■ **Given problem**: Take the listing and print it in full, exactly as given.
— Begin Supplied material —
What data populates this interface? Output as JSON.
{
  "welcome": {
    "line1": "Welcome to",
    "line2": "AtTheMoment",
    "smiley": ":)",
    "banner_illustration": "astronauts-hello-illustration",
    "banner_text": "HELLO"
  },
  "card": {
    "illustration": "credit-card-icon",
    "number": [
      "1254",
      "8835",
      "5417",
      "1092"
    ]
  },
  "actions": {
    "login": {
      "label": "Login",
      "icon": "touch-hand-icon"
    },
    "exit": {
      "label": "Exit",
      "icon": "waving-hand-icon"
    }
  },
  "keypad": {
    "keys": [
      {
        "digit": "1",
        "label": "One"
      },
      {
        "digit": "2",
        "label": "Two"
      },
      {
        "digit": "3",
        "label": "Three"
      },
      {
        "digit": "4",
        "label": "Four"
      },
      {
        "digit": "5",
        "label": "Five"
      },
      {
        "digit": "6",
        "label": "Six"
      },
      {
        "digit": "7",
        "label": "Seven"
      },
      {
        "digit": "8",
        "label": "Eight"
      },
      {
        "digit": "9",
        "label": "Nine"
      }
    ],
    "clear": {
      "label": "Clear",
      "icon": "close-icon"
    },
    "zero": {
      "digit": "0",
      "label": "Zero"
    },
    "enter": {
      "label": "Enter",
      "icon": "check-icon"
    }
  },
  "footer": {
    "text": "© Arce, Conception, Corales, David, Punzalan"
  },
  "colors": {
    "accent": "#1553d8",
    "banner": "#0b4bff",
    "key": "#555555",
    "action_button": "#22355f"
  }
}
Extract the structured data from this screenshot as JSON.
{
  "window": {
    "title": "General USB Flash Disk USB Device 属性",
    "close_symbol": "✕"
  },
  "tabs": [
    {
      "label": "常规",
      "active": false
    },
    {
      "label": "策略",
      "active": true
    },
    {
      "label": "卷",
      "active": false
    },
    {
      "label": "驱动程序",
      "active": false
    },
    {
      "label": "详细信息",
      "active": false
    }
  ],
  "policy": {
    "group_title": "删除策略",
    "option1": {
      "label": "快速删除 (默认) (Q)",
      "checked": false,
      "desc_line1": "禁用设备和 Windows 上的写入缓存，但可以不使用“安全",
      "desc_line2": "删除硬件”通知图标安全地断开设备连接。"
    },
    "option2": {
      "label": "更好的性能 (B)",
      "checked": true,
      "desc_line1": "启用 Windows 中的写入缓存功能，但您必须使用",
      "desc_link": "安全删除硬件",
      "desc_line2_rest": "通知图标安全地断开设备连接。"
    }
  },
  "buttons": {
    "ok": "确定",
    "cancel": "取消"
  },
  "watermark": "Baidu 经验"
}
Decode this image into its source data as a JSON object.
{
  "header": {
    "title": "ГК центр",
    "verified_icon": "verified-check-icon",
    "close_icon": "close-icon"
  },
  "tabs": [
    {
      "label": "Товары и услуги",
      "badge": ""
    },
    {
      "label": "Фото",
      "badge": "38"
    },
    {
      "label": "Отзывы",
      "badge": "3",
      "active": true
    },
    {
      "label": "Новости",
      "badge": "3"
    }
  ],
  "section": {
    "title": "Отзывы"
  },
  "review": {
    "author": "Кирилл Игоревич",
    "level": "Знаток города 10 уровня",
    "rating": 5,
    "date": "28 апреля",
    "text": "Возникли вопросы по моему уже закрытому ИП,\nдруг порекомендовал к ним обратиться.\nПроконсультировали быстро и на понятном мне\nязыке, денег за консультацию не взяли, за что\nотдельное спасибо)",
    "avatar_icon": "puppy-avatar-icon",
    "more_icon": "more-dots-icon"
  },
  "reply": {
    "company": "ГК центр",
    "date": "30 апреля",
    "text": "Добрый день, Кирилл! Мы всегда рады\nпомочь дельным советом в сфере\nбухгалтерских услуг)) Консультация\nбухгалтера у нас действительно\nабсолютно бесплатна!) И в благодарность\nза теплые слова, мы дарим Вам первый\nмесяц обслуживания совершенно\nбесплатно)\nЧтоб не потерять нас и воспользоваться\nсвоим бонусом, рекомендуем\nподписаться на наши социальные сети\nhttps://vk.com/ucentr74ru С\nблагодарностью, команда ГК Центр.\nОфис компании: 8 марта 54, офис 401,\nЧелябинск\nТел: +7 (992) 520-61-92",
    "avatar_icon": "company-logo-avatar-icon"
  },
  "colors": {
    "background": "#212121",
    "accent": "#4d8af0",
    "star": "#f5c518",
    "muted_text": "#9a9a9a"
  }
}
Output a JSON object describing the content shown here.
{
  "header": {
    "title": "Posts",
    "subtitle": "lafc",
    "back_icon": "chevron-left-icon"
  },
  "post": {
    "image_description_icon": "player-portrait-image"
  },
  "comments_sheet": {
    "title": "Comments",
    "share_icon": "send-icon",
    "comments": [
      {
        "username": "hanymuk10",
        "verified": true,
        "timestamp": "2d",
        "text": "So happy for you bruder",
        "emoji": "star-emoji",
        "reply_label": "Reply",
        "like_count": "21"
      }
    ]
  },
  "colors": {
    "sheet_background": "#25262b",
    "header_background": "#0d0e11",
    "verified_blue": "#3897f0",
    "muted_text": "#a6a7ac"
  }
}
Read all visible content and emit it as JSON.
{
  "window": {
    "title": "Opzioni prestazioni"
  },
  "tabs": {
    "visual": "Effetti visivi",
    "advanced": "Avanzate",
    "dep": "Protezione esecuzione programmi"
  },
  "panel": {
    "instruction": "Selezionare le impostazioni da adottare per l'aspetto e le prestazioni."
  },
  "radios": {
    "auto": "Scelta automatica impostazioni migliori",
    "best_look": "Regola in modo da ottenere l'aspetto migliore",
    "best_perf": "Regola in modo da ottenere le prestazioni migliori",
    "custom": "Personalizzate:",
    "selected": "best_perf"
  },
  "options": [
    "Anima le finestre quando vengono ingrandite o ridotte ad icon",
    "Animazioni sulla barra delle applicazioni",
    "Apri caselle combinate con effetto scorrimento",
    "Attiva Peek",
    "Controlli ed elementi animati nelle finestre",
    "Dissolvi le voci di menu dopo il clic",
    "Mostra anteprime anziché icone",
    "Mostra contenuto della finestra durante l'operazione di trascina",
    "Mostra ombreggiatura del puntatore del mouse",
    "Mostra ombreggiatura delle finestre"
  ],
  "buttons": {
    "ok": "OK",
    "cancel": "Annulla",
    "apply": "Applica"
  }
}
— End Supplied material —
■ **The response**:
What data populates this interface? Output as JSON.
{
  "welcome": {
    "line1": "Welcome to",
    "line2": "AtTheMoment",
    "smiley": ":)",
    "banner_illustration": "astronauts-hello-illustration",
    "banner_text": "HELLO"
  },
  "card": {
    "illustration": "credit-card-icon",
    "number": [
      "1254",
      "8835",
      "5417",
      "1092"
    ]
  },
  "actions": {
    "login": {
      "label": "Login",
      "icon": "touch-hand-icon"
    },
    "exit": {
      "label": "Exit",
      "icon": "waving-hand-icon"
    }
  },
  "keypad": {
    "keys": [
      {
        "digit": "1",
        "label": "One"
      },
      {
        "digit": "2",
        "label": "Two"
      },
      {
        "digit": "3",
        "label": "Three"
      },
      {
        "digit": "4",
        "label": "Four"
      },
      {
        "digit": "5",
        "label": "Five"
      },
      {
        "digit": "6",
        "label": "Six"
      },
      {
        "digit": "7",
        "label": "Seven"
      },
      {
        "digit": "8",
        "label": "Eight"
      },
      {
        "digit": "9",
        "label": "Nine"
      }
    ],
    "clear": {
      "label": "Clear",
      "icon": "close-icon"
    },
    "zero": {
      "digit": "0",
      "label": "Zero"
    },
    "enter": {
      "label": "Enter",
      "icon": "check-icon"
    }
  },
  "footer": {
    "text": "© Arce, Conception, Corales, David, Punzalan"
  },
  "colors": {
    "accent": "#1553d8",
    "banner": "#0b4bff",
    "key": "#555555",
    "action_button": "#22355f"
  }
}
Extract the structured data from this screenshot as JSON.
{
  "window": {
    "title": "General USB Flash Disk USB Device 属性",
    "close_symbol": "✕"
  },
  "tabs": [
    {
      "label": "常规",
      "active": false
    },
    {
      "label": "策略",
      "active": true
    },
    {
      "label": "卷",
      "active": false
    },
    {
      "label": "驱动程序",
      "active": false
    },
    {
      "label": "详细信息",
      "active": false
    }
  ],
  "policy": {
    "group_title": "删除策略",
    "option1": {
      "label": "快速删除 (默认) (Q)",
      "checked": false,
      "desc_line1": "禁用设备和 Windows 上的写入缓存，但可以不使用“安全",
      "desc_line2": "删除硬件”通知图标安全地断开设备连接。"
    },
    "option2": {
      "label": "更好的性能 (B)",
      "checked": true,
      "desc_line1": "启用 Windows 中的写入缓存功能，但您必须使用",
      "desc_link": "安全删除硬件",
      "desc_line2_rest": "通知图标安全地断开设备连接。"
    }
  },
  "buttons": {
    "ok": "确定",
    "cancel": "取消"
  },
  "watermark": "Baidu 经验"
}
Decode this image into its source data as a JSON object.
{
  "header": {
    "title": "ГК центр",
    "verified_icon": "verified-check-icon",
    "close_icon": "close-icon"
  },
  "tabs": [
    {
      "label": "Товары и услуги",
      "badge": ""
    },
    {
      "label": "Фото",
      "badge": "38"
    },
    {
      "label": "Отзывы",
      "badge": "3",
      "active": true
    },
    {
      "label": "Новости",
      "badge": "3"
    }
  ],
  "section": {
    "title": "Отзывы"
  },
  "review": {
    "author": "Кирилл Игоревич",
    "level": "Знаток города 10 уровня",
    "rating": 5,
    "date": "28 апреля",
    "text": "Возникли вопросы по моему уже закрытому ИП,\nдруг порекомендовал к ним обратиться.\nПроконсультировали быстро и на понятном мне\nязыке, денег за консультацию не взяли, за что\nотдельное спасибо)",
    "avatar_icon": "puppy-avatar-icon",
    "more_icon": "more-dots-icon"
  },
  "reply": {
    "company": "ГК центр",
    "date": "30 апреля",
    "text": "Добрый день, Кирилл! Мы всегда рады\nпомочь дельным советом в сфере\nбухгалтерских услуг)) Консультация\nбухгалтера у нас действительно\nабсолютно бесплатна!) И в благодарность\nза теплые слова, мы дарим Вам первый\nмесяц обслуживания совершенно\nбесплатно)\nЧтоб не потерять нас и воспользоваться\nсвоим бонусом, рекомендуем\nподписаться на наши социальные сети\nhttps://vk.com/ucentr74ru С\nблагодарностью, команда ГК Центр.\nОфис компании: 8 марта 54, офис 401,\nЧелябинск\nТел: +7 (992) 520-61-92",
    "avatar_icon": "company-logo-avatar-icon"
  },
  "colors": {
    "background": "#212121",
    "accent": "#4d8af0",
    "star": "#f5c518",
    "muted_text": "#9a9a9a"
  }
}
Output a JSON object describing the content shown here.
{
  "header": {
    "title": "Posts",
    "subtitle": "lafc",
    "back_icon": "chevron-left-icon"
  },
  "post": {
    "image_description_icon": "player-portrait-image"
  },
  "comments_sheet": {
    "title": "Comments",
    "share_icon": "send-icon",
    "comments": [
      {
        "username": "hanymuk10",
        "verified": true,
        "timestamp": "2d",
        "text": "So happy for you bruder",
        "emoji": "star-emoji",
        "reply_label": "Reply",
        "like_count": "21"
      }
    ]
  },
  "colors": {
    "sheet_background": "#25262b",
    "header_background": "#0d0e11",
    "verified_blue": "#3897f0",
    "muted_text": "#a6a7ac"
  }
}
Read all visible content and emit it as JSON.
{
  "window": {
    "title": "Opzioni prestazioni"
  },
  "tabs": {
    "visual": "Effetti visivi",
    "advanced": "Avanzate",
    "dep": "Protezione esecuzione programmi"
  },
  "panel": {
    "instruction": "Selezionare le impostazioni da adottare per l'aspetto e le prestazioni."
  },
  "radios": {
    "auto": "Scelta automatica impostazioni migliori",
    "best_look": "Regola in modo da ottenere l'aspetto migliore",
    "best_perf": "Regola in modo da ottenere le prestazioni migliori",
    "custom": "Personalizzate:",
    "selected": "best_perf"
  },
  "options": [
    "Anima le finestre quando vengono ingrandite o ridotte ad icon",
    "Animazioni sulla barra delle applicazioni",
    "Apri caselle combinate con effetto scorrimento",
    "Attiva Peek",
    "Controlli ed elementi animati nelle finestre",
    "Dissolvi le voci di menu dopo il clic",
    "Mostra anteprime anziché icone",
    "Mostra contenuto della finestra durante l'operazione di trascina",
    "Mostra ombreggiatura del puntatore del mouse",
    "Mostra ombreggiatura delle finestre"
  ],
  "buttons": {
    "ok": "OK",
    "cancel": "Annulla",
    "apply": "Applica"
  }
}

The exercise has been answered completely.